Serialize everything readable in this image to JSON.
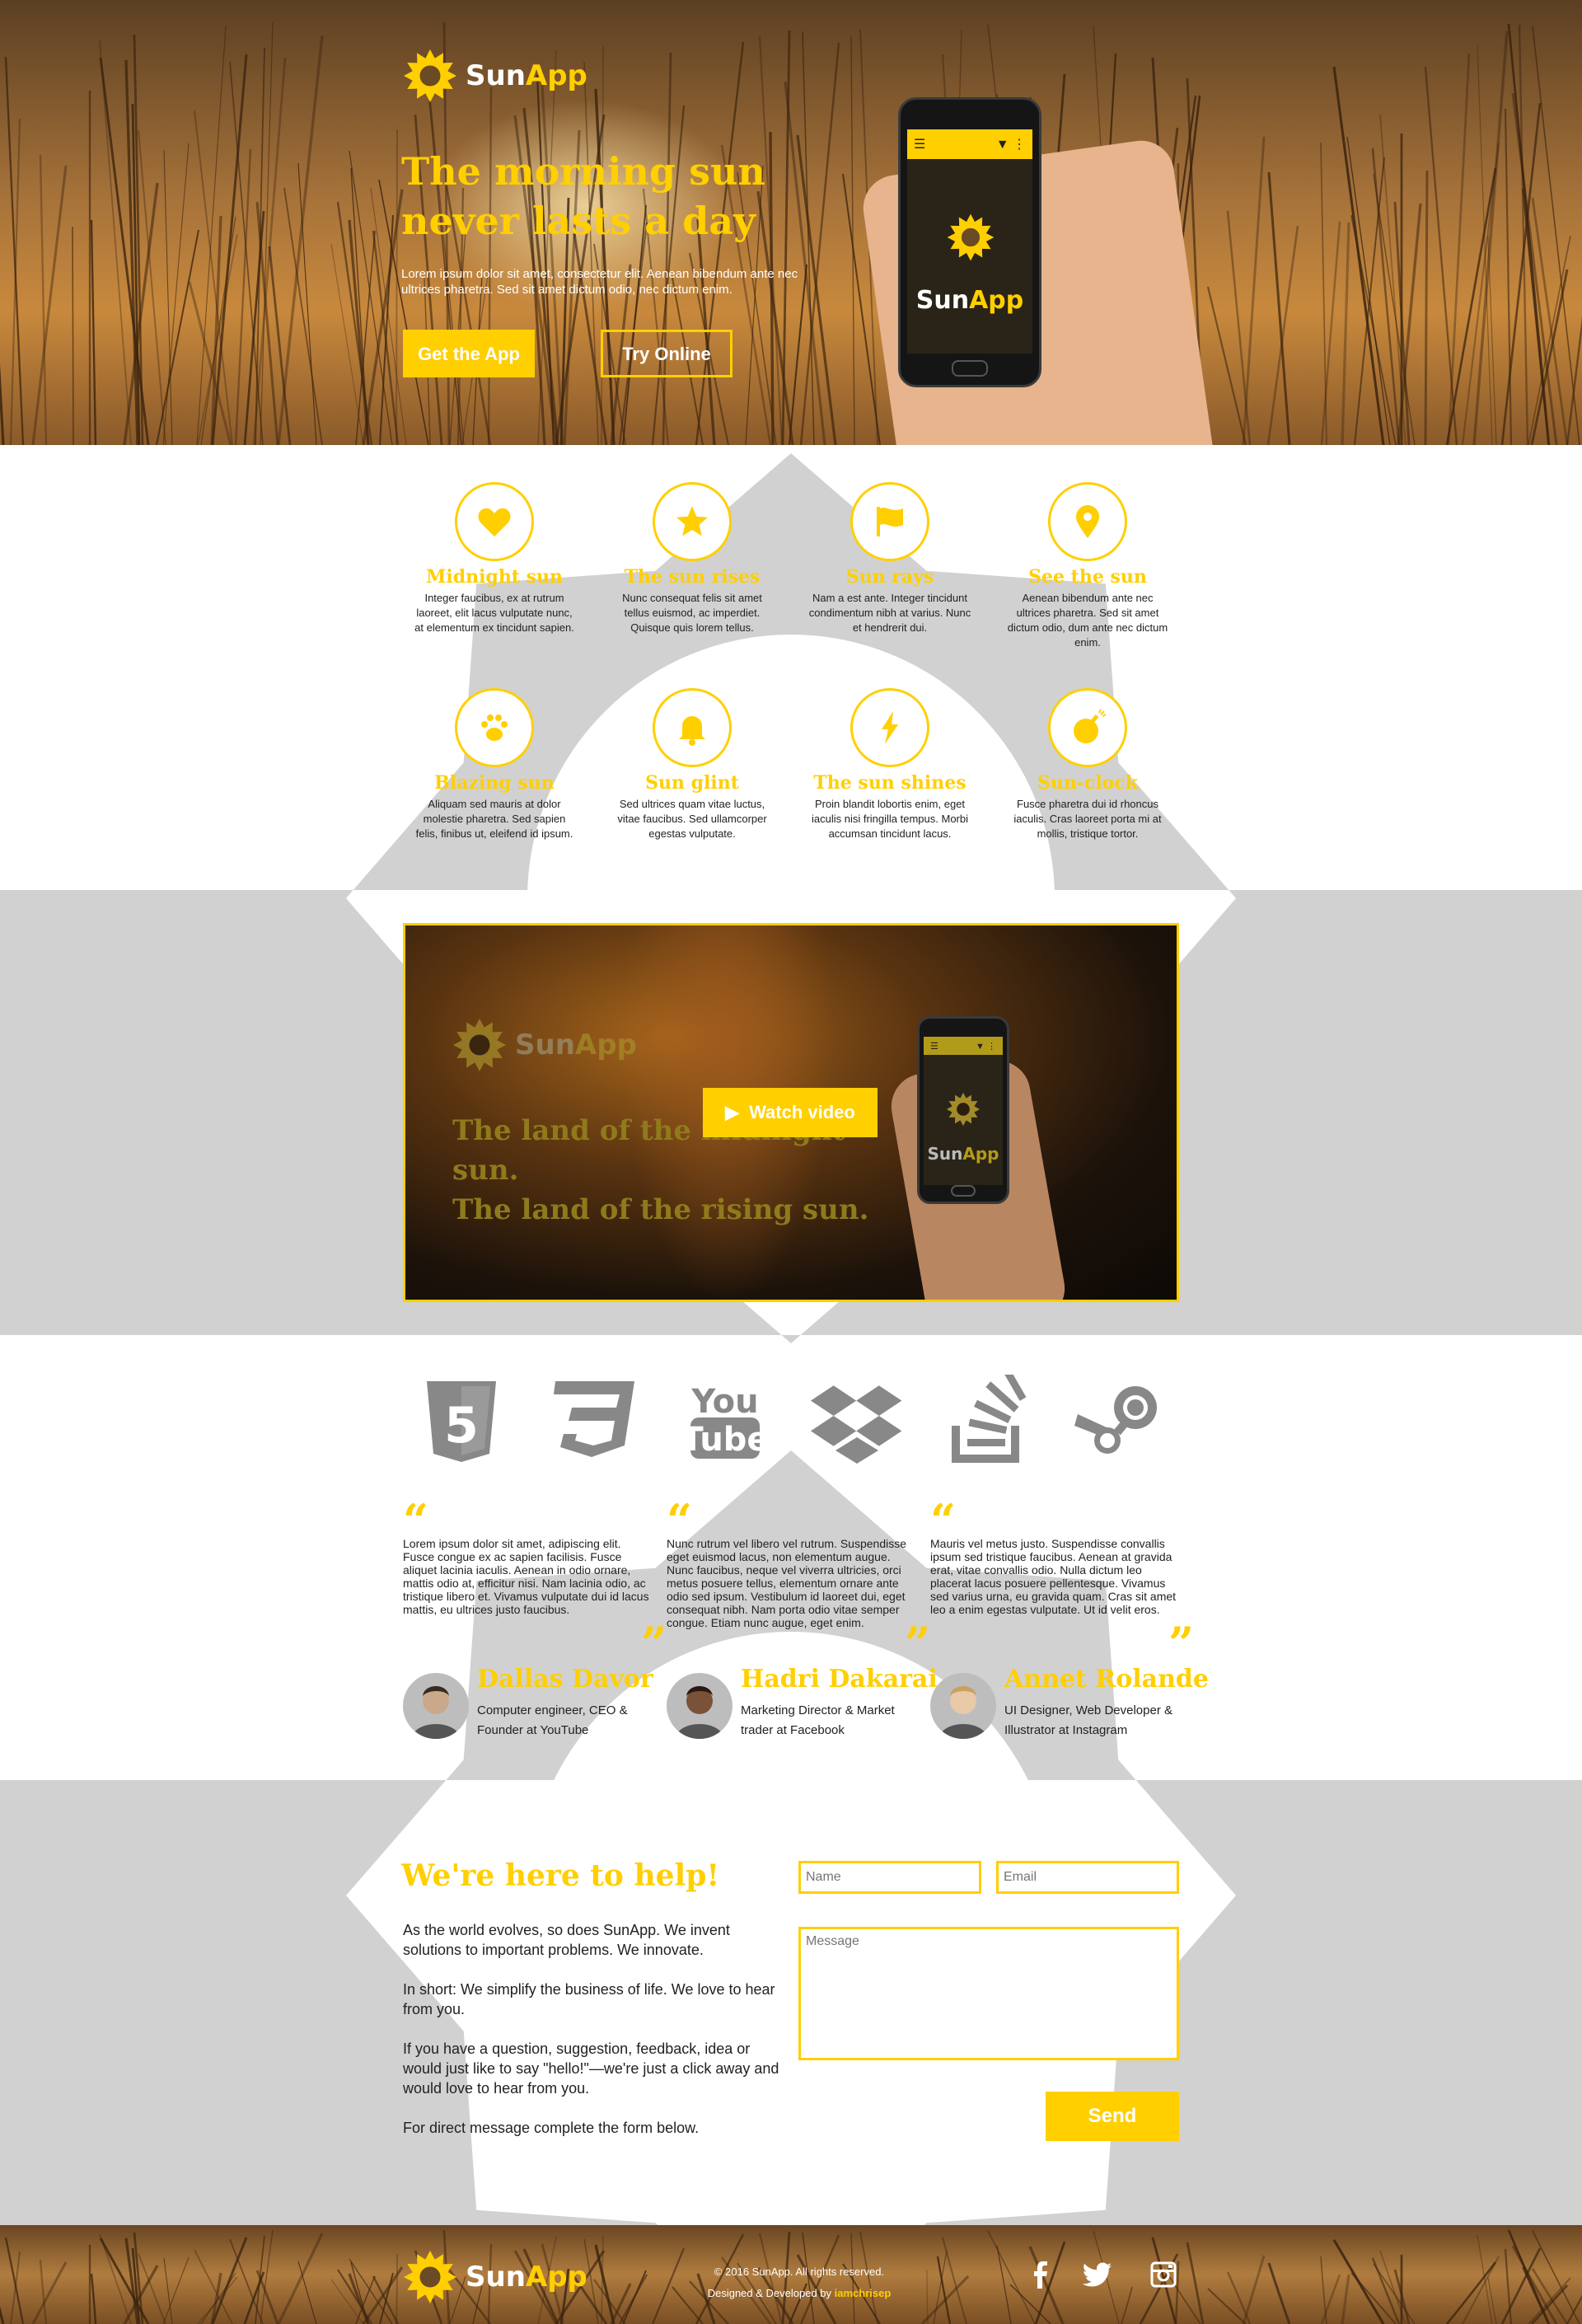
{
  "brand": {
    "name_part1": "Sun",
    "name_part2": "App"
  },
  "hero": {
    "headline_line1": "The morning sun",
    "headline_line2": "never lasts a day",
    "body": "Lorem ipsum dolor sit amet, consectetur elit. Aenean bibendum ante nec ultrices pharetra. Sed sit amet dictum odio, nec dictum enim.",
    "get_app_label": "Get the App",
    "try_online_label": "Try Online"
  },
  "features": [
    {
      "icon": "heart-icon",
      "title": "Midnight sun",
      "text": "Integer faucibus, ex at rutrum laoreet, elit lacus vulputate nunc, at elementum ex tincidunt sapien."
    },
    {
      "icon": "star-icon",
      "title": "The sun rises",
      "text": "Nunc consequat felis sit amet tellus euismod, ac imperdiet. Quisque quis lorem tellus."
    },
    {
      "icon": "flag-icon",
      "title": "Sun rays",
      "text": "Nam a est ante. Integer tincidunt condimentum nibh at varius. Nunc et hendrerit dui."
    },
    {
      "icon": "map-pin-icon",
      "title": "See the sun",
      "text": "Aenean bibendum ante nec ultrices pharetra. Sed sit amet dictum odio, dum ante nec dictum enim."
    },
    {
      "icon": "paw-icon",
      "title": "Blazing sun",
      "text": "Aliquam sed mauris at dolor molestie pharetra. Sed sapien felis, finibus ut, eleifend id ipsum."
    },
    {
      "icon": "bell-icon",
      "title": "Sun glint",
      "text": "Sed ultrices quam vitae luctus, vitae faucibus. Sed ullamcorper egestas vulputate."
    },
    {
      "icon": "lightning-icon",
      "title": "The sun shines",
      "text": "Proin blandit lobortis enim, eget iaculis nisi fringilla tempus. Morbi accumsan tincidunt lacus."
    },
    {
      "icon": "bomb-icon",
      "title": "Sun-clock",
      "text": "Fusce pharetra dui id rhoncus iaculis. Cras laoreet porta mi at mollis, tristique tortor."
    }
  ],
  "video": {
    "line1": "The land of the midnight sun.",
    "line2": "The land of the rising sun.",
    "watch_label": "Watch video"
  },
  "brands": [
    "html5-icon",
    "css3-icon",
    "youtube-icon",
    "dropbox-icon",
    "stackoverflow-icon",
    "steam-icon"
  ],
  "testimonials": [
    {
      "quote": "Lorem ipsum dolor sit amet, adipiscing elit. Fusce congue ex ac sapien facilisis. Fusce aliquet lacinia iaculis. Aenean in odio ornare, mattis odio at, efficitur nisi. Nam lacinia odio, ac tristique libero et. Vivamus vulputate dui id lacus mattis, eu ultrices justo faucibus.",
      "name": "Dallas Davor",
      "role": "Computer engineer, CEO & Founder at YouTube"
    },
    {
      "quote": "Nunc rutrum vel libero vel rutrum. Suspendisse eget euismod lacus, non elementum augue. Nunc faucibus, neque vel viverra ultricies, orci metus posuere tellus, elementum ornare ante odio sed ipsum. Vestibulum id laoreet dui, eget consequat nibh. Nam porta odio vitae semper congue. Etiam nunc augue, eget enim.",
      "name": "Hadri Dakarai",
      "role": "Marketing Director & Market trader at Facebook"
    },
    {
      "quote": "Mauris vel metus justo. Suspendisse convallis ipsum sed tristique faucibus. Aenean at gravida erat, vitae convallis odio. Nulla dictum leo placerat lacus posuere pellentesque. Vivamus sed varius urna, eu gravida quam. Cras sit amet leo a enim egestas vulputate. Ut id velit eros.",
      "name": "Annet Rolande",
      "role": "UI Designer, Web Developer & Illustrator at Instagram"
    }
  ],
  "contact": {
    "heading": "We're here to help!",
    "p1": "As the world evolves, so does SunApp. We invent solutions to important problems. We innovate.",
    "p2": "In short: We simplify the business of life. We love to hear from you.",
    "p3": "If you have a question, suggestion, feedback, idea or would just like to say \"hello!\"—we're just a click away and would love to hear from you.",
    "p4": "For direct message complete the form below.",
    "name_placeholder": "Name",
    "email_placeholder": "Email",
    "message_placeholder": "Message",
    "send_label": "Send"
  },
  "footer": {
    "copyright": "© 2016 SunApp. All rights reserved.",
    "credit_prefix": "Designed & Developed by ",
    "credit_name": "iamchrisep",
    "social": [
      "facebook-icon",
      "twitter-icon",
      "instagram-icon"
    ]
  },
  "colors": {
    "accent": "#ffcf00",
    "gray_band": "#d1d1d1"
  }
}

━━━━━━━━━━━━━━━━━━━━━━━━━━━━━━

▸ Brief: Reproduce all of the entries word for word, skipping any pictures they hold.

▸ Written solution:
Serialize everything readable in this image to JSON.
{
  "brand": {
    "name_part1": "Sun",
    "name_part2": "App"
  },
  "hero": {
    "headline_line1": "The morning sun",
    "headline_line2": "never lasts a day",
    "body": "Lorem ipsum dolor sit amet, consectetur elit. Aenean bibendum ante nec ultrices pharetra. Sed sit amet dictum odio, nec dictum enim.",
    "get_app_label": "Get the App",
    "try_online_label": "Try Online"
  },
  "features": [
    {
      "icon": "heart-icon",
      "title": "Midnight sun",
      "text": "Integer faucibus, ex at rutrum laoreet, elit lacus vulputate nunc, at elementum ex tincidunt sapien."
    },
    {
      "icon": "star-icon",
      "title": "The sun rises",
      "text": "Nunc consequat felis sit amet tellus euismod, ac imperdiet. Quisque quis lorem tellus."
    },
    {
      "icon": "flag-icon",
      "title": "Sun rays",
      "text": "Nam a est ante. Integer tincidunt condimentum nibh at varius. Nunc et hendrerit dui."
    },
    {
      "icon": "map-pin-icon",
      "title": "See the sun",
      "text": "Aenean bibendum ante nec ultrices pharetra. Sed sit amet dictum odio, dum ante nec dictum enim."
    },
    {
      "icon": "paw-icon",
      "title": "Blazing sun",
      "text": "Aliquam sed mauris at dolor molestie pharetra. Sed sapien felis, finibus ut, eleifend id ipsum."
    },
    {
      "icon": "bell-icon",
      "title": "Sun glint",
      "text": "Sed ultrices quam vitae luctus, vitae faucibus. Sed ullamcorper egestas vulputate."
    },
    {
      "icon": "lightning-icon",
      "title": "The sun shines",
      "text": "Proin blandit lobortis enim, eget iaculis nisi fringilla tempus. Morbi accumsan tincidunt lacus."
    },
    {
      "icon": "bomb-icon",
      "title": "Sun-clock",
      "text": "Fusce pharetra dui id rhoncus iaculis. Cras laoreet porta mi at mollis, tristique tortor."
    }
  ],
  "video": {
    "line1": "The land of the midnight sun.",
    "line2": "The land of the rising sun.",
    "watch_label": "Watch video"
  },
  "brands": [
    "html5-icon",
    "css3-icon",
    "youtube-icon",
    "dropbox-icon",
    "stackoverflow-icon",
    "steam-icon"
  ],
  "testimonials": [
    {
      "quote": "Lorem ipsum dolor sit amet, adipiscing elit. Fusce congue ex ac sapien facilisis. Fusce aliquet lacinia iaculis. Aenean in odio ornare, mattis odio at, efficitur nisi. Nam lacinia odio, ac tristique libero et. Vivamus vulputate dui id lacus mattis, eu ultrices justo faucibus.",
      "name": "Dallas Davor",
      "role": "Computer engineer, CEO & Founder at YouTube"
    },
    {
      "quote": "Nunc rutrum vel libero vel rutrum. Suspendisse eget euismod lacus, non elementum augue. Nunc faucibus, neque vel viverra ultricies, orci metus posuere tellus, elementum ornare ante odio sed ipsum. Vestibulum id laoreet dui, eget consequat nibh. Nam porta odio vitae semper congue. Etiam nunc augue, eget enim.",
      "name": "Hadri Dakarai",
      "role": "Marketing Director & Market trader at Facebook"
    },
    {
      "quote": "Mauris vel metus justo. Suspendisse convallis ipsum sed tristique faucibus. Aenean at gravida erat, vitae convallis odio. Nulla dictum leo placerat lacus posuere pellentesque. Vivamus sed varius urna, eu gravida quam. Cras sit amet leo a enim egestas vulputate. Ut id velit eros.",
      "name": "Annet Rolande",
      "role": "UI Designer, Web Developer & Illustrator at Instagram"
    }
  ],
  "contact": {
    "heading": "We're here to help!",
    "p1": "As the world evolves, so does SunApp. We invent solutions to important problems. We innovate.",
    "p2": "In short: We simplify the business of life. We love to hear from you.",
    "p3": "If you have a question, suggestion, feedback, idea or would just like to say \"hello!\"—we're just a click away and would love to hear from you.",
    "p4": "For direct message complete the form below.",
    "name_placeholder": "Name",
    "email_placeholder": "Email",
    "message_placeholder": "Message",
    "send_label": "Send"
  },
  "footer": {
    "copyright": "© 2016 SunApp. All rights reserved.",
    "credit_prefix": "Designed & Developed by ",
    "credit_name": "iamchrisep",
    "social": [
      "facebook-icon",
      "twitter-icon",
      "instagram-icon"
    ]
  },
  "colors": {
    "accent": "#ffcf00",
    "gray_band": "#d1d1d1"
  }
}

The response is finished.